→ **Stated problem**: Will you transcribe all the entries word for word, skipping the pictures they hold?

→ **Material provided**:
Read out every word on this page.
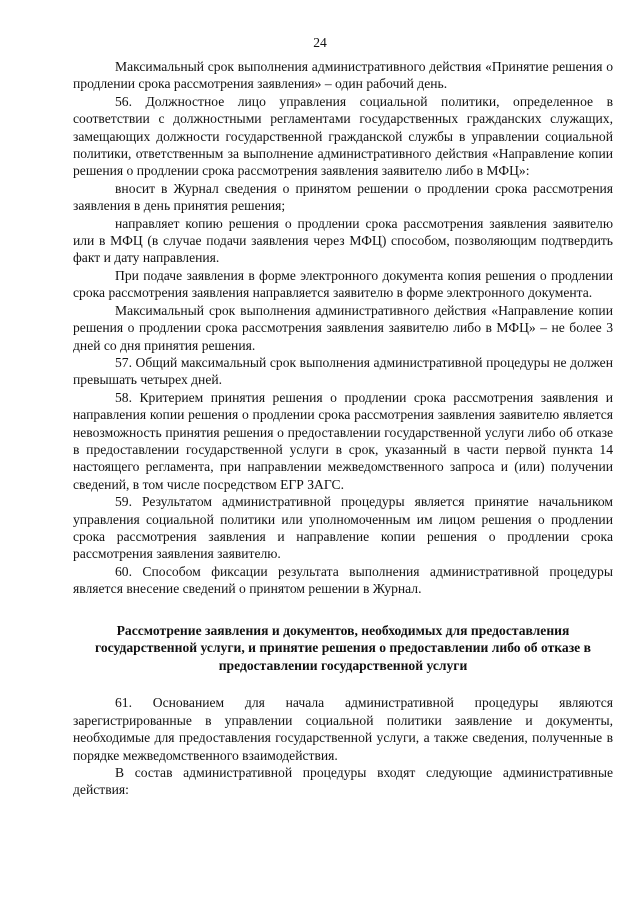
24

Максимальный срок выполнения административного действия «Принятие решения о продлении срока рассмотрения заявления» – один рабочий день.

56. Должностное лицо управления социальной политики, определенное в соответствии с должностными регламентами государственных гражданских служащих, замещающих должности государственной гражданской службы в управлении социальной политики, ответственным за выполнение административного действия «Направление копии решения о продлении срока рассмотрения заявления заявителю либо в МФЦ»:

вносит в Журнал сведения о принятом решении о продлении срока рассмотрения заявления в день принятия решения;

направляет копию решения о продлении срока рассмотрения заявления заявителю или в МФЦ (в случае подачи заявления через МФЦ) способом, позволяющим подтвердить факт и дату направления.

При подаче заявления в форме электронного документа копия решения о продлении срока рассмотрения заявления направляется заявителю в форме электронного документа.

Максимальный срок выполнения административного действия «Направление копии решения о продлении срока рассмотрения заявления заявителю либо в МФЦ» – не более 3 дней со дня принятия решения.

57. Общий максимальный срок выполнения административной процедуры не должен превышать четырех дней.

58. Критерием принятия решения о продлении срока рассмотрения заявления и направления копии решения о продлении срока рассмотрения заявления заявителю является невозможность принятия решения о предоставлении государственной услуги либо об отказе в предоставлении государственной услуги в срок, указанный в части первой пункта 14 настоящего регламента, при направлении межведомственного запроса и (или) получении сведений, в том числе посредством ЕГР ЗАГС.

59. Результатом административной процедуры является принятие начальником управления социальной политики или уполномоченным им лицом решения о продлении срока рассмотрения заявления и направление копии решения о продлении срока рассмотрения заявления заявителю.

60. Способом фиксации результата выполнения административной процедуры является внесение сведений о принятом решении в Журнал.

Рассмотрение заявления и документов, необходимых для предоставления государственной услуги, и принятие решения о предоставлении либо об отказе в предоставлении государственной услуги

61. Основанием для начала административной процедуры являются зарегистрированные в управлении социальной политики заявление и документы, необходимые для предоставления государственной услуги, а также сведения, полученные в порядке межведомственного взаимодействия.

В состав административной процедуры входят следующие административные действия:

→ **Exercise output**:
Read out every word on this page.
24

Максимальный срок выполнения административного действия «Принятие решения о продлении срока рассмотрения заявления» – один рабочий день.

56. Должностное лицо управления социальной политики, определенное в соответствии с должностными регламентами государственных гражданских служащих, замещающих должности государственной гражданской службы в управлении социальной политики, ответственным за выполнение административного действия «Направление копии решения о продлении срока рассмотрения заявления заявителю либо в МФЦ»:

вносит в Журнал сведения о принятом решении о продлении срока рассмотрения заявления в день принятия решения;

направляет копию решения о продлении срока рассмотрения заявления заявителю или в МФЦ (в случае подачи заявления через МФЦ) способом, позволяющим подтвердить факт и дату направления.

При подаче заявления в форме электронного документа копия решения о продлении срока рассмотрения заявления направляется заявителю в форме электронного документа.

Максимальный срок выполнения административного действия «Направление копии решения о продлении срока рассмотрения заявления заявителю либо в МФЦ» – не более 3 дней со дня принятия решения.

57. Общий максимальный срок выполнения административной процедуры не должен превышать четырех дней.

58. Критерием принятия решения о продлении срока рассмотрения заявления и направления копии решения о продлении срока рассмотрения заявления заявителю является невозможность принятия решения о предоставлении государственной услуги либо об отказе в предоставлении государственной услуги в срок, указанный в части первой пункта 14 настоящего регламента, при направлении межведомственного запроса и (или) получении сведений, в том числе посредством ЕГР ЗАГС.

59. Результатом административной процедуры является принятие начальником управления социальной политики или уполномоченным им лицом решения о продлении срока рассмотрения заявления и направление копии решения о продлении срока рассмотрения заявления заявителю.

60. Способом фиксации результата выполнения административной процедуры является внесение сведений о принятом решении в Журнал.

Рассмотрение заявления и документов, необходимых для предоставления государственной услуги, и принятие решения о предоставлении либо об отказе в предоставлении государственной услуги

61. Основанием для начала административной процедуры являются зарегистрированные в управлении социальной политики заявление и документы, необходимые для предоставления государственной услуги, а также сведения, полученные в порядке межведомственного взаимодействия.

В состав административной процедуры входят следующие административные действия:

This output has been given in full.